--- START PROVIDED MATERIAL ---

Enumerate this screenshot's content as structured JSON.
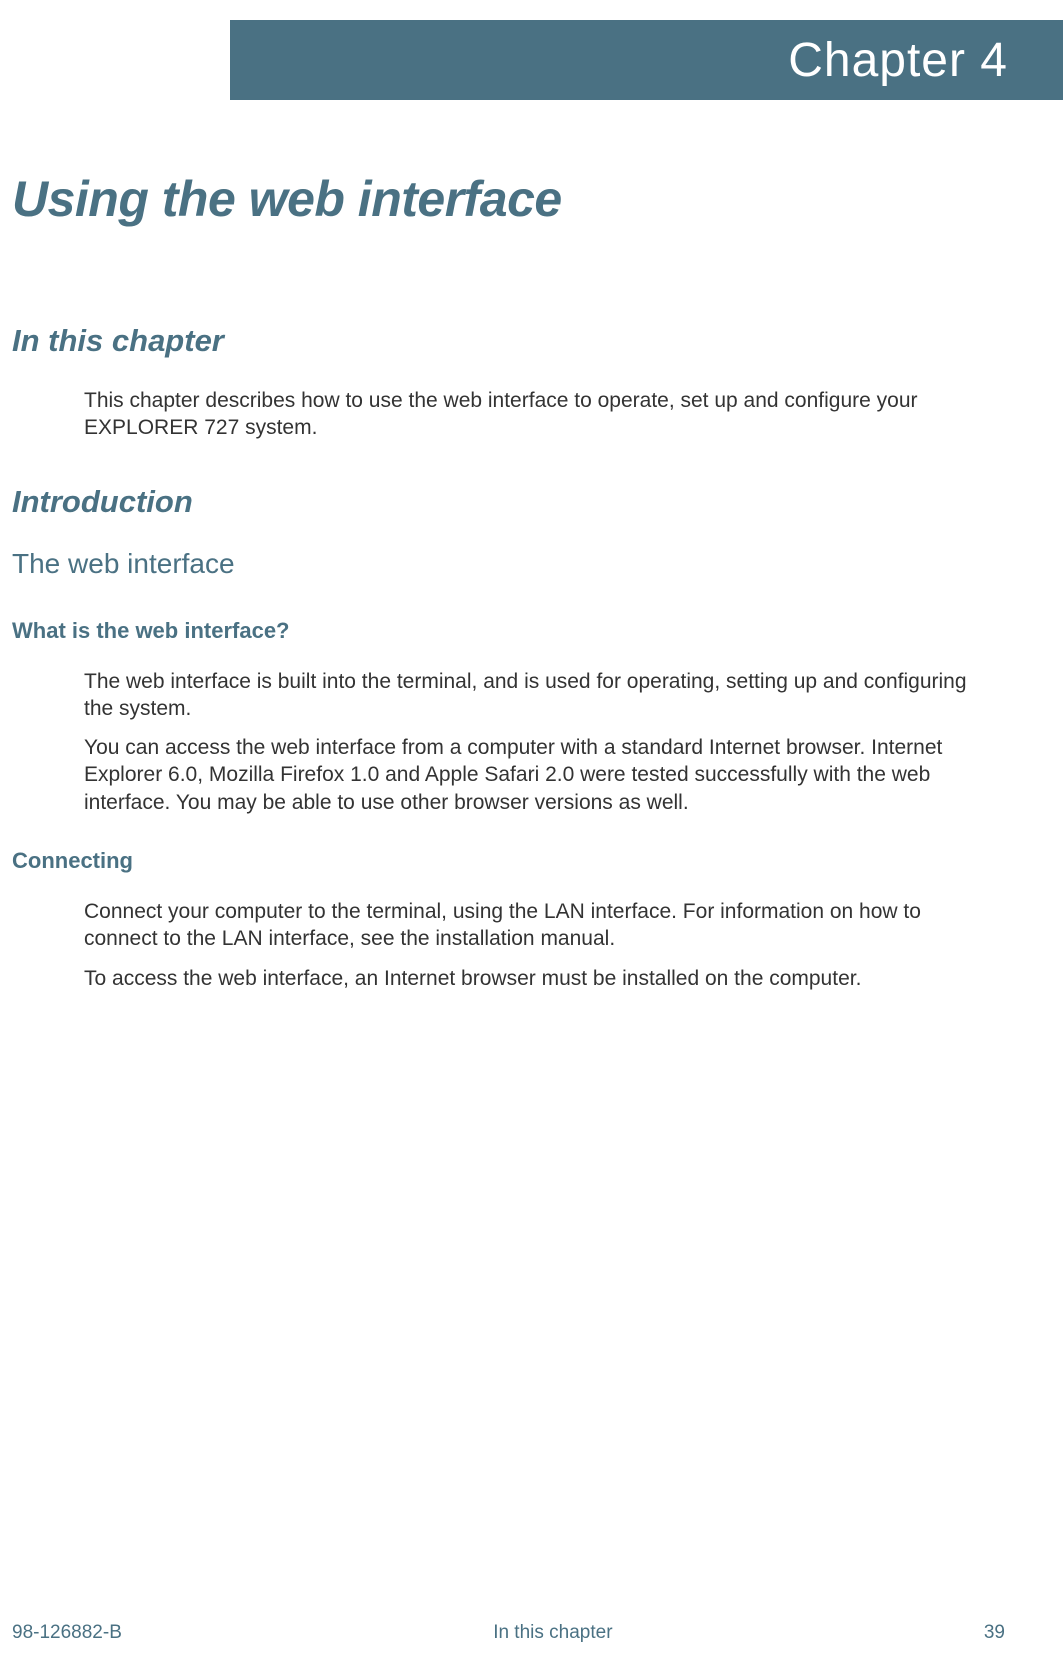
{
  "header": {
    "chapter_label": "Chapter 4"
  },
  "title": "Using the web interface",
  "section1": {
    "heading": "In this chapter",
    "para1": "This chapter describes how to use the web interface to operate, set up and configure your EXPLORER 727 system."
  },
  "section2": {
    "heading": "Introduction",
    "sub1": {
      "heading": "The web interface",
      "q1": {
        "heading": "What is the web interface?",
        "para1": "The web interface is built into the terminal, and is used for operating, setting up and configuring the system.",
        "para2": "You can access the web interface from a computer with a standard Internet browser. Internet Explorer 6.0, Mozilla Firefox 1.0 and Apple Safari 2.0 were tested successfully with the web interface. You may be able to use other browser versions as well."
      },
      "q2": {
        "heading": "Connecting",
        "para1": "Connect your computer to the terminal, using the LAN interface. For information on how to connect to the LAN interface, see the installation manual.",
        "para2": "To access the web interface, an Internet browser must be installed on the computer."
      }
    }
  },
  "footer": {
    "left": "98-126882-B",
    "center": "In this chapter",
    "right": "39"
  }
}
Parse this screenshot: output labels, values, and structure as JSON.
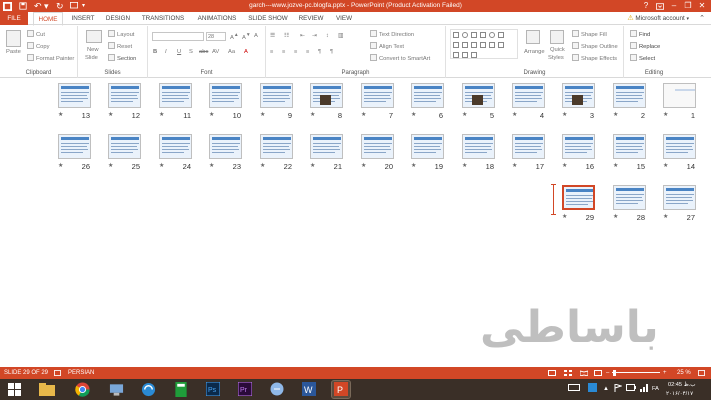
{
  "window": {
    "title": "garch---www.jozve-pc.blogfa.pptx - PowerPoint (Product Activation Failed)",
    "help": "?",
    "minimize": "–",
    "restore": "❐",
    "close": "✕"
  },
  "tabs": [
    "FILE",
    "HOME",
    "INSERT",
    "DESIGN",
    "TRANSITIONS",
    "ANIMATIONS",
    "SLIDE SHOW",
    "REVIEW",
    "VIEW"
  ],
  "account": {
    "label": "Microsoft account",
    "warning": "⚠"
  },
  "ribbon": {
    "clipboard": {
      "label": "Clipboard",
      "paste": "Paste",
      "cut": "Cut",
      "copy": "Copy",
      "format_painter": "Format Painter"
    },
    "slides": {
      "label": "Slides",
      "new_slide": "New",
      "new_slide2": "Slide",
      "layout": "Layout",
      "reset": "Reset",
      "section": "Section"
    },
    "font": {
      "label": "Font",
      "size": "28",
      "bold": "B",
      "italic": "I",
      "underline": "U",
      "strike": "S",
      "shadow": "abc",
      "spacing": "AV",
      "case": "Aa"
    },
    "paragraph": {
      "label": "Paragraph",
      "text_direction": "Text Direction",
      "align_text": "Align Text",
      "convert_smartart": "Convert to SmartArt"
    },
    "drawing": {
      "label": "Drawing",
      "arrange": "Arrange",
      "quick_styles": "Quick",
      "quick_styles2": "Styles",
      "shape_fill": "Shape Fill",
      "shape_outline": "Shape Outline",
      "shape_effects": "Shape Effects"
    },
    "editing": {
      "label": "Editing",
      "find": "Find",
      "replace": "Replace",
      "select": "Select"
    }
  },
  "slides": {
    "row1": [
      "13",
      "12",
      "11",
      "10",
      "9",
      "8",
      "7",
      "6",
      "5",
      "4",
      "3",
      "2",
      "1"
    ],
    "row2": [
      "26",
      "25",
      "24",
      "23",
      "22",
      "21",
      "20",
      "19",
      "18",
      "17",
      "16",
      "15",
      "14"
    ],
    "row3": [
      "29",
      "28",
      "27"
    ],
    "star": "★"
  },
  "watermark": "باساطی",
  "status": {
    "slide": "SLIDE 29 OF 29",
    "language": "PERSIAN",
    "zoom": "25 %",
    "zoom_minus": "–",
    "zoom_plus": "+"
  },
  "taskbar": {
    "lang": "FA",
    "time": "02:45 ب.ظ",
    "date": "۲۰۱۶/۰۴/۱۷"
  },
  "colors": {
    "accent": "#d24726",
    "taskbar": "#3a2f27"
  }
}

--- END PROVIDED MATERIAL ---

» WORK TO COMPLETE
Search the entries for the word "Text" and pick out every line that holds it.

» CORRECT OUTPUT
      "text_direction": "Text Direction",
      "align_text": "Align Text",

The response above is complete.